## Exercise task
Restate each entry word for word, leaving nothing out.

======

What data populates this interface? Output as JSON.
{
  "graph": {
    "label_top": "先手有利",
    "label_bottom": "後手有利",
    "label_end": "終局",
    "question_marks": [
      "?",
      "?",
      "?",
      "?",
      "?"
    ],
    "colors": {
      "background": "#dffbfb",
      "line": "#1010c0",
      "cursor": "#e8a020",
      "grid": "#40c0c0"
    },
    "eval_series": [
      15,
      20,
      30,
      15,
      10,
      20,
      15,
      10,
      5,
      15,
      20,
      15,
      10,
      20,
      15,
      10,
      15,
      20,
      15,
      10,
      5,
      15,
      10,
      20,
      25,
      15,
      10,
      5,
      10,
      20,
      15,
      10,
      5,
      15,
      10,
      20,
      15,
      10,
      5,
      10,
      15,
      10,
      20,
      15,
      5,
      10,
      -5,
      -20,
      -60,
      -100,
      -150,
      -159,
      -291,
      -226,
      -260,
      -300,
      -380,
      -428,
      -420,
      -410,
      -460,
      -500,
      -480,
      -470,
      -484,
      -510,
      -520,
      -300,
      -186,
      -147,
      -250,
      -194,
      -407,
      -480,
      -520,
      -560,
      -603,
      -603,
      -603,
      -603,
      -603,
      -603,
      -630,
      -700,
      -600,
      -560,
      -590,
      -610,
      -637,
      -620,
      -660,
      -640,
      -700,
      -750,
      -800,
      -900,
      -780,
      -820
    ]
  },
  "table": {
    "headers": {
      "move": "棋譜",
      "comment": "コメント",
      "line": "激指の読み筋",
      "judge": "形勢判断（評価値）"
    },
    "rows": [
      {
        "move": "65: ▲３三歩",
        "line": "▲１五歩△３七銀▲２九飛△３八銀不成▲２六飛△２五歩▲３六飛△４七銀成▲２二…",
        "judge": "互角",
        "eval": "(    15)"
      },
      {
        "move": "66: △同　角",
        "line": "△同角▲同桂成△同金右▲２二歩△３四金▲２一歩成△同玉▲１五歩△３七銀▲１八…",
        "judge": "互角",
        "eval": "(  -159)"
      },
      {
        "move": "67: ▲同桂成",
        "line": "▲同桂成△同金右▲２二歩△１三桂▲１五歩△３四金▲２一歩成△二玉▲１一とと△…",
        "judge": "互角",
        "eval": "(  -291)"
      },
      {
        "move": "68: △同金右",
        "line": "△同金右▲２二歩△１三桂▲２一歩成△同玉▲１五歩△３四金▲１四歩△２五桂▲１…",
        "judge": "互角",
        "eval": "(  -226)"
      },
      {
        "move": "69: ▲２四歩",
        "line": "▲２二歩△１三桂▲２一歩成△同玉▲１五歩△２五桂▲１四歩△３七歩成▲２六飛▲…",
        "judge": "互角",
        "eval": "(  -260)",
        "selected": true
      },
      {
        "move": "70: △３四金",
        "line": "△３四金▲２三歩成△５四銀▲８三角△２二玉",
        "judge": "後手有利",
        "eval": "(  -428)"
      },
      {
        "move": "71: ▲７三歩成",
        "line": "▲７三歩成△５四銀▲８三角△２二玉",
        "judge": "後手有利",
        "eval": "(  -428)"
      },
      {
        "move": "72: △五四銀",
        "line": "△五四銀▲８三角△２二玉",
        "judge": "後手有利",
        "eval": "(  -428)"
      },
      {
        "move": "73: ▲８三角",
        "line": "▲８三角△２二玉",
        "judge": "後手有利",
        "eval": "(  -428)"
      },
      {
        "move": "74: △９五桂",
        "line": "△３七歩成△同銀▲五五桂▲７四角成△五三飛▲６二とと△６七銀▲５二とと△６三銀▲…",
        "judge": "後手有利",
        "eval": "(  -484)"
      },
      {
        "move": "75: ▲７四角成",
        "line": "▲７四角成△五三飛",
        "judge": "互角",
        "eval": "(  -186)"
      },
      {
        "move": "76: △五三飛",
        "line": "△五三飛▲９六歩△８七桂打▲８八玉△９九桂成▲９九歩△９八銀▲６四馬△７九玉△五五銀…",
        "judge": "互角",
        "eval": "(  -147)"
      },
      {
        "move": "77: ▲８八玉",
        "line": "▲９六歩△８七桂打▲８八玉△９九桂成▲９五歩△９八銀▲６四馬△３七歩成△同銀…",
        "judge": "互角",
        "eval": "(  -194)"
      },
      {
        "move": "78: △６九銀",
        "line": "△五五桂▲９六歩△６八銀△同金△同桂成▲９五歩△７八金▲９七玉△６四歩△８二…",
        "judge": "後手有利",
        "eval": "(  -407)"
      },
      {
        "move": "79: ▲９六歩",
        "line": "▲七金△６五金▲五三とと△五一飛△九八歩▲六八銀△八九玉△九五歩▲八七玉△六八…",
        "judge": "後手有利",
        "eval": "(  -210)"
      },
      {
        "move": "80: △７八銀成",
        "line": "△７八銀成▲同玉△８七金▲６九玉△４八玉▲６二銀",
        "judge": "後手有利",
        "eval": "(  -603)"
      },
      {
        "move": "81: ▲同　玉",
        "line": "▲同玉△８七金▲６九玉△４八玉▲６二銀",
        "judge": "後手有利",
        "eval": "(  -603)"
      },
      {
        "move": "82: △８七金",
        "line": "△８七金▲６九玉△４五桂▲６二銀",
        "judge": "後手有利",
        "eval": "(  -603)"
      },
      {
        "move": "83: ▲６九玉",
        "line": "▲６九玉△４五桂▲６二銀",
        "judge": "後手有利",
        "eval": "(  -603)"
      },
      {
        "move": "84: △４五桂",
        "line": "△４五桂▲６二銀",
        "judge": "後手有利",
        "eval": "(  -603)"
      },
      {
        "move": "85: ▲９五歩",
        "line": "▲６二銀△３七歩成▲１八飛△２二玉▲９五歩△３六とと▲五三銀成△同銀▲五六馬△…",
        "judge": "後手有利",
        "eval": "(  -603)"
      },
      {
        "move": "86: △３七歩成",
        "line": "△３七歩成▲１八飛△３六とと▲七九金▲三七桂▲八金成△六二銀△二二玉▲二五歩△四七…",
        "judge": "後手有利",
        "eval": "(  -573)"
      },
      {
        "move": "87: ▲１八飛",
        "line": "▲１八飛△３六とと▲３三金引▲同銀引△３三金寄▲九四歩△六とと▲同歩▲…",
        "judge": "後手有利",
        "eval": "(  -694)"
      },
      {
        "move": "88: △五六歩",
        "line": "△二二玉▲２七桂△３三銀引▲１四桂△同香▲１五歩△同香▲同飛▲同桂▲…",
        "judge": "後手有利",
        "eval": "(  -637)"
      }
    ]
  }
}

======

## Result for this exercise
What data populates this interface? Output as JSON.
{
  "graph": {
    "label_top": "先手有利",
    "label_bottom": "後手有利",
    "label_end": "終局",
    "question_marks": [
      "?",
      "?",
      "?",
      "?",
      "?"
    ],
    "colors": {
      "background": "#dffbfb",
      "line": "#1010c0",
      "cursor": "#e8a020",
      "grid": "#40c0c0"
    },
    "eval_series": [
      15,
      20,
      30,
      15,
      10,
      20,
      15,
      10,
      5,
      15,
      20,
      15,
      10,
      20,
      15,
      10,
      15,
      20,
      15,
      10,
      5,
      15,
      10,
      20,
      25,
      15,
      10,
      5,
      10,
      20,
      15,
      10,
      5,
      15,
      10,
      20,
      15,
      10,
      5,
      10,
      15,
      10,
      20,
      15,
      5,
      10,
      -5,
      -20,
      -60,
      -100,
      -150,
      -159,
      -291,
      -226,
      -260,
      -300,
      -380,
      -428,
      -420,
      -410,
      -460,
      -500,
      -480,
      -470,
      -484,
      -510,
      -520,
      -300,
      -186,
      -147,
      -250,
      -194,
      -407,
      -480,
      -520,
      -560,
      -603,
      -603,
      -603,
      -603,
      -603,
      -603,
      -630,
      -700,
      -600,
      -560,
      -590,
      -610,
      -637,
      -620,
      -660,
      -640,
      -700,
      -750,
      -800,
      -900,
      -780,
      -820
    ]
  },
  "table": {
    "headers": {
      "move": "棋譜",
      "comment": "コメント",
      "line": "激指の読み筋",
      "judge": "形勢判断（評価値）"
    },
    "rows": [
      {
        "move": "65: ▲３三歩",
        "line": "▲１五歩△３七銀▲２九飛△３八銀不成▲２六飛△２五歩▲３六飛△４七銀成▲２二…",
        "judge": "互角",
        "eval": "(    15)"
      },
      {
        "move": "66: △同　角",
        "line": "△同角▲同桂成△同金右▲２二歩△３四金▲２一歩成△同玉▲１五歩△３七銀▲１八…",
        "judge": "互角",
        "eval": "(  -159)"
      },
      {
        "move": "67: ▲同桂成",
        "line": "▲同桂成△同金右▲２二歩△１三桂▲１五歩△３四金▲２一歩成△二玉▲１一とと△…",
        "judge": "互角",
        "eval": "(  -291)"
      },
      {
        "move": "68: △同金右",
        "line": "△同金右▲２二歩△１三桂▲２一歩成△同玉▲１五歩△３四金▲１四歩△２五桂▲１…",
        "judge": "互角",
        "eval": "(  -226)"
      },
      {
        "move": "69: ▲２四歩",
        "line": "▲２二歩△１三桂▲２一歩成△同玉▲１五歩△２五桂▲１四歩△３七歩成▲２六飛▲…",
        "judge": "互角",
        "eval": "(  -260)",
        "selected": true
      },
      {
        "move": "70: △３四金",
        "line": "△３四金▲２三歩成△５四銀▲８三角△２二玉",
        "judge": "後手有利",
        "eval": "(  -428)"
      },
      {
        "move": "71: ▲７三歩成",
        "line": "▲７三歩成△５四銀▲８三角△２二玉",
        "judge": "後手有利",
        "eval": "(  -428)"
      },
      {
        "move": "72: △五四銀",
        "line": "△五四銀▲８三角△２二玉",
        "judge": "後手有利",
        "eval": "(  -428)"
      },
      {
        "move": "73: ▲８三角",
        "line": "▲８三角△２二玉",
        "judge": "後手有利",
        "eval": "(  -428)"
      },
      {
        "move": "74: △９五桂",
        "line": "△３七歩成△同銀▲五五桂▲７四角成△五三飛▲６二とと△６七銀▲５二とと△６三銀▲…",
        "judge": "後手有利",
        "eval": "(  -484)"
      },
      {
        "move": "75: ▲７四角成",
        "line": "▲７四角成△五三飛",
        "judge": "互角",
        "eval": "(  -186)"
      },
      {
        "move": "76: △五三飛",
        "line": "△五三飛▲９六歩△８七桂打▲８八玉△９九桂成▲９九歩△９八銀▲６四馬△７九玉△五五銀…",
        "judge": "互角",
        "eval": "(  -147)"
      },
      {
        "move": "77: ▲８八玉",
        "line": "▲９六歩△８七桂打▲８八玉△９九桂成▲９五歩△９八銀▲６四馬△３七歩成△同銀…",
        "judge": "互角",
        "eval": "(  -194)"
      },
      {
        "move": "78: △６九銀",
        "line": "△五五桂▲９六歩△６八銀△同金△同桂成▲９五歩△７八金▲９七玉△６四歩△８二…",
        "judge": "後手有利",
        "eval": "(  -407)"
      },
      {
        "move": "79: ▲９六歩",
        "line": "▲七金△６五金▲五三とと△五一飛△九八歩▲六八銀△八九玉△九五歩▲八七玉△六八…",
        "judge": "後手有利",
        "eval": "(  -210)"
      },
      {
        "move": "80: △７八銀成",
        "line": "△７八銀成▲同玉△８七金▲６九玉△４八玉▲６二銀",
        "judge": "後手有利",
        "eval": "(  -603)"
      },
      {
        "move": "81: ▲同　玉",
        "line": "▲同玉△８七金▲６九玉△４八玉▲６二銀",
        "judge": "後手有利",
        "eval": "(  -603)"
      },
      {
        "move": "82: △８七金",
        "line": "△８七金▲６九玉△４五桂▲６二銀",
        "judge": "後手有利",
        "eval": "(  -603)"
      },
      {
        "move": "83: ▲６九玉",
        "line": "▲６九玉△４五桂▲６二銀",
        "judge": "後手有利",
        "eval": "(  -603)"
      },
      {
        "move": "84: △４五桂",
        "line": "△４五桂▲６二銀",
        "judge": "後手有利",
        "eval": "(  -603)"
      },
      {
        "move": "85: ▲９五歩",
        "line": "▲６二銀△３七歩成▲１八飛△２二玉▲９五歩△３六とと▲五三銀成△同銀▲五六馬△…",
        "judge": "後手有利",
        "eval": "(  -603)"
      },
      {
        "move": "86: △３七歩成",
        "line": "△３七歩成▲１八飛△３六とと▲七九金▲三七桂▲八金成△六二銀△二二玉▲二五歩△四七…",
        "judge": "後手有利",
        "eval": "(  -573)"
      },
      {
        "move": "87: ▲１八飛",
        "line": "▲１八飛△３六とと▲３三金引▲同銀引△３三金寄▲九四歩△六とと▲同歩▲…",
        "judge": "後手有利",
        "eval": "(  -694)"
      },
      {
        "move": "88: △五六歩",
        "line": "△二二玉▲２七桂△３三銀引▲１四桂△同香▲１五歩△同香▲同飛▲同桂▲…",
        "judge": "後手有利",
        "eval": "(  -637)"
      }
    ]
  }
}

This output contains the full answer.